**Aim of the task**
Write every line from the start of the records through the line containing "20, 52, 48]", inclusive, as a JSON list of strings with one string per line and blank lines omitted.

-- START OF Given information --

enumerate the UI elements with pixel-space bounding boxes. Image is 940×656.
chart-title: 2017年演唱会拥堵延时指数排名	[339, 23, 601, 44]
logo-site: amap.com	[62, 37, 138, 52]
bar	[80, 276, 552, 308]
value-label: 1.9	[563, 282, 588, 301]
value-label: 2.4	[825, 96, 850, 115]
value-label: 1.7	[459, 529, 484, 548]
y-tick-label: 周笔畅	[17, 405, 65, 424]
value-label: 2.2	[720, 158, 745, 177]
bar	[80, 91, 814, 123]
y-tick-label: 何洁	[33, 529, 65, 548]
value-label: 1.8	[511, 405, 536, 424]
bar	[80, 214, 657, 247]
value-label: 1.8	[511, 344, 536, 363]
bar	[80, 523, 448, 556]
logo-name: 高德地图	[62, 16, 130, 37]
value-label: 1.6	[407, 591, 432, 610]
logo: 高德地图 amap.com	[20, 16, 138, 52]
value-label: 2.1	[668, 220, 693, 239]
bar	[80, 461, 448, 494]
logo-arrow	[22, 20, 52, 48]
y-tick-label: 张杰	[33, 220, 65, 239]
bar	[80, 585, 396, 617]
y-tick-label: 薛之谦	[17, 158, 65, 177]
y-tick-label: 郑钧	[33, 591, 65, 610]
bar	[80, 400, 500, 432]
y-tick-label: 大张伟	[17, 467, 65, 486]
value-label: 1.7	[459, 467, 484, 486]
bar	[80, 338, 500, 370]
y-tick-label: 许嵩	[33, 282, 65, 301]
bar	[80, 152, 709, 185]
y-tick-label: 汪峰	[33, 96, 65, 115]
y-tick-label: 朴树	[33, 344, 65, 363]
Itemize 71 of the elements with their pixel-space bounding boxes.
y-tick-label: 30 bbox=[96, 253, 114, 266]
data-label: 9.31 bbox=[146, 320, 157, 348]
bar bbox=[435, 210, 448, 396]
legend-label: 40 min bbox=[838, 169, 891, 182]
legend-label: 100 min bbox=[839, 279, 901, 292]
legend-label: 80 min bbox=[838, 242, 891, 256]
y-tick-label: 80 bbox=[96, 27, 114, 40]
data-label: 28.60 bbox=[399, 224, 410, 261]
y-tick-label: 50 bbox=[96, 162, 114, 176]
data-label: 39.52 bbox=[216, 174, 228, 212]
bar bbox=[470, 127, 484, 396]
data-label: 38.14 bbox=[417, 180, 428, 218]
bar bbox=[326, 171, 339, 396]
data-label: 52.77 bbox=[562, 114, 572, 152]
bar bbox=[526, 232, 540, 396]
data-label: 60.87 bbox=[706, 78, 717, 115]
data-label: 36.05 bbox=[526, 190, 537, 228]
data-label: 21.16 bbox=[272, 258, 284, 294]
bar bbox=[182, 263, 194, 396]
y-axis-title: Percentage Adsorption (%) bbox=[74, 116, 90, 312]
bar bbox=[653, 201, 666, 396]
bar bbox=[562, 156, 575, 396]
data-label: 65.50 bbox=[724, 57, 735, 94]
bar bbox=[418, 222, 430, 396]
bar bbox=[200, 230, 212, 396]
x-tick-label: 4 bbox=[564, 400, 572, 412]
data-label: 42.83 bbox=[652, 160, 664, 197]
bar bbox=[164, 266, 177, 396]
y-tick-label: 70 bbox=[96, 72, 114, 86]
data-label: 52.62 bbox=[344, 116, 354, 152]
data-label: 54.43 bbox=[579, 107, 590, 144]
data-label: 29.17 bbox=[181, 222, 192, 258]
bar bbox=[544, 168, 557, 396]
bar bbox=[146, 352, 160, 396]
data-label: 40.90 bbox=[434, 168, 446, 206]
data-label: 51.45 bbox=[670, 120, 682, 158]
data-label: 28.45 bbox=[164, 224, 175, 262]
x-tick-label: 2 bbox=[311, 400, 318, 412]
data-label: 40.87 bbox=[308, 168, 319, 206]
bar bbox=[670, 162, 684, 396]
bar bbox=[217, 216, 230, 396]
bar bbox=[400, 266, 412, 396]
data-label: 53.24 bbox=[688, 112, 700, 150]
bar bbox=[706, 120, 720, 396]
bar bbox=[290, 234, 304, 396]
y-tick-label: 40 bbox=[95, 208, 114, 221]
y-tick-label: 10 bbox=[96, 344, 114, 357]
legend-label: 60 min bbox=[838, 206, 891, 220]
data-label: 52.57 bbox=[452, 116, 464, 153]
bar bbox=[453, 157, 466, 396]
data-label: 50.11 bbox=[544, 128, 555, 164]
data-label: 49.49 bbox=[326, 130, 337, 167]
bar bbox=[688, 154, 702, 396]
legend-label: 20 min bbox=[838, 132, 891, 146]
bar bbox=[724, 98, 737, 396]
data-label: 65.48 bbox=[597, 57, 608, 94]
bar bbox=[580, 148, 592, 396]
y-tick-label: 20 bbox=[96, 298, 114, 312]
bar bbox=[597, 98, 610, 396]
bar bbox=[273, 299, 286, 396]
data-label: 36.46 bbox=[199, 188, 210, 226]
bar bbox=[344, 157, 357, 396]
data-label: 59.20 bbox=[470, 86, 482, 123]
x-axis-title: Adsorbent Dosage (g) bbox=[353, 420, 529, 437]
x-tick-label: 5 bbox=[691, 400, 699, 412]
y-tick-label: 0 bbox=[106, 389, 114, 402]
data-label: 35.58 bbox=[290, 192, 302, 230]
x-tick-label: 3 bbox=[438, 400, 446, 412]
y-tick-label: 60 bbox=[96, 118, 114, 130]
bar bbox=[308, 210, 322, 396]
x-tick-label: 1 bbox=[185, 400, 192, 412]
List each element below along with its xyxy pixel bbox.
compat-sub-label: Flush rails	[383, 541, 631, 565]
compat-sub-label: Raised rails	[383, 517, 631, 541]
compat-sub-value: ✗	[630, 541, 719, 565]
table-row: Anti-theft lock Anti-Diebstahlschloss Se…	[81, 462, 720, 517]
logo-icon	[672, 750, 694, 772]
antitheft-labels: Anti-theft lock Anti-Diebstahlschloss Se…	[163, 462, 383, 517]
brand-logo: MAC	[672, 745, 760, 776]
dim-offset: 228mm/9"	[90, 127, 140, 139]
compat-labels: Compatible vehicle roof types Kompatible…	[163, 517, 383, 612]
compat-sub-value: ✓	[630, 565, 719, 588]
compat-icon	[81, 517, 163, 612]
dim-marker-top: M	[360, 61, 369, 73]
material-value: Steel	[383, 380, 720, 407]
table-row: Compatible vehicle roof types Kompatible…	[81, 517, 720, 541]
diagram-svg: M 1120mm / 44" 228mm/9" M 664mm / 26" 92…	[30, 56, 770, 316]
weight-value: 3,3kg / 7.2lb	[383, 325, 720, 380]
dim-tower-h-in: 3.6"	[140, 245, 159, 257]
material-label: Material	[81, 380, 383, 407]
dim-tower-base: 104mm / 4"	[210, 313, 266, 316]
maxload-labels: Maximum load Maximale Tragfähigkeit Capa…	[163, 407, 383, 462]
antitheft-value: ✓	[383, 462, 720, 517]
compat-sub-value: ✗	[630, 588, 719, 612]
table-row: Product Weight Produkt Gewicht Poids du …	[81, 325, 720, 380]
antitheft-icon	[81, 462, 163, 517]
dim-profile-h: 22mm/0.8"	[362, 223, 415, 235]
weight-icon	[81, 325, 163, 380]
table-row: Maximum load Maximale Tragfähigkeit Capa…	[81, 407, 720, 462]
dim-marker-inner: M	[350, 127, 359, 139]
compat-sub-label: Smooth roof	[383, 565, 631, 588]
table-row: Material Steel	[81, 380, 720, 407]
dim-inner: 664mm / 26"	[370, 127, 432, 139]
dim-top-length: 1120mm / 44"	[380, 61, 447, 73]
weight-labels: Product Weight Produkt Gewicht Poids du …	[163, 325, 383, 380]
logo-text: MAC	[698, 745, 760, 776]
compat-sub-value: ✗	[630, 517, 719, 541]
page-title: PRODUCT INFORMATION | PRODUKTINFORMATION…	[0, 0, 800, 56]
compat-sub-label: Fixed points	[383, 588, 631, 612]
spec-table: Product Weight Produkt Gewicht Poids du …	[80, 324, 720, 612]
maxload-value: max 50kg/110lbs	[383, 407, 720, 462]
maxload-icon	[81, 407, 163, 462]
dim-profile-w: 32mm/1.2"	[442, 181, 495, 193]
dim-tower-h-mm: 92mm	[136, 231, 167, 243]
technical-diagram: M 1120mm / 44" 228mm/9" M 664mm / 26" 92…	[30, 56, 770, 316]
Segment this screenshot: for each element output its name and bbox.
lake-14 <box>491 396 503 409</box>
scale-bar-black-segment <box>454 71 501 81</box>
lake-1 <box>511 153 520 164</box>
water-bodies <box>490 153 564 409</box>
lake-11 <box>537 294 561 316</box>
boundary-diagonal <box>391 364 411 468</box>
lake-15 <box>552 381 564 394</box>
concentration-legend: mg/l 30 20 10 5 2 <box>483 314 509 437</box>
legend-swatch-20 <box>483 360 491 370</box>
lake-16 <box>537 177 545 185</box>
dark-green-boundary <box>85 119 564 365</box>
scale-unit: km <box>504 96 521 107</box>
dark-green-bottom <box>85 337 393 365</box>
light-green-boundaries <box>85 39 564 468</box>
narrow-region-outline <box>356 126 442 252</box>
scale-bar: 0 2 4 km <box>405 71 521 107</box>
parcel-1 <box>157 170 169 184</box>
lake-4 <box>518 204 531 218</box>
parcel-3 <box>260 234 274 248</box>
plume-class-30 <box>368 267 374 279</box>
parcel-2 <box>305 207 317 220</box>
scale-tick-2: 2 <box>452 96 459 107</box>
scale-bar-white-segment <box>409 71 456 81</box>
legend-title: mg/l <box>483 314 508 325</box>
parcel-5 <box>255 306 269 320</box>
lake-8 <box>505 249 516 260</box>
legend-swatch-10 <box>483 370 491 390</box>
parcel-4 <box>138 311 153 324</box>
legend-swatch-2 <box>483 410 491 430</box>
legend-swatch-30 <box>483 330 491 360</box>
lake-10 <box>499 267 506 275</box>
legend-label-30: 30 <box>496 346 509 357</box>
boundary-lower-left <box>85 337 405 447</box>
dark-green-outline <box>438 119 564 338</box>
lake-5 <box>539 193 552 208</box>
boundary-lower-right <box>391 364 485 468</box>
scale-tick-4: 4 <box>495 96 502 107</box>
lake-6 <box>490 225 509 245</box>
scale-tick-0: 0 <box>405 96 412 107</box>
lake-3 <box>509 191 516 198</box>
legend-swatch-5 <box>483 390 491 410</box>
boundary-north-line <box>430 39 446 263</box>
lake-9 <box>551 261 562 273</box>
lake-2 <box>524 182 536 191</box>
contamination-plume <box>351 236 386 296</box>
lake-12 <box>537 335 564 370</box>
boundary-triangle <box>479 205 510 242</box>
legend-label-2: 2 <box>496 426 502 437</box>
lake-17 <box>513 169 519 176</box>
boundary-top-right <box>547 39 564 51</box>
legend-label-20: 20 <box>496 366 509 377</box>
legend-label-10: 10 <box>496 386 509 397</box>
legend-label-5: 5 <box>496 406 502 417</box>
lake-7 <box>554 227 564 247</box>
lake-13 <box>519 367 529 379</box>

-- END OF Given information --

**Result of the exercise**
[
  "enumerate the UI elements with pixel-space bounding boxes. Image is 940×656.",
  "chart-title: 2017年演唱会拥堵延时指数排名\t[339, 23, 601, 44]",
  "logo-site: amap.com\t[62, 37, 138, 52]",
  "bar\t[80, 276, 552, 308]",
  "value-label: 1.9\t[563, 282, 588, 301]",
  "value-label: 2.4\t[825, 96, 850, 115]",
  "value-label: 1.7\t[459, 529, 484, 548]",
  "y-tick-label: 周笔畅\t[17, 405, 65, 424]",
  "value-label: 2.2\t[720, 158, 745, 177]",
  "bar\t[80, 91, 814, 123]",
  "y-tick-label: 何洁\t[33, 529, 65, 548]",
  "value-label: 1.8\t[511, 405, 536, 424]",
  "bar\t[80, 214, 657, 247]",
  "value-label: 1.8\t[511, 344, 536, 363]",
  "bar\t[80, 523, 448, 556]",
  "logo-name: 高德地图\t[62, 16, 130, 37]",
  "value-label: 1.6\t[407, 591, 432, 610]",
  "logo: 高德地图 amap.com\t[20, 16, 138, 52]",
  "value-label: 2.1\t[668, 220, 693, 239]",
  "bar\t[80, 461, 448, 494]",
  "logo-arrow\t[22, 20, 52, 48]"
]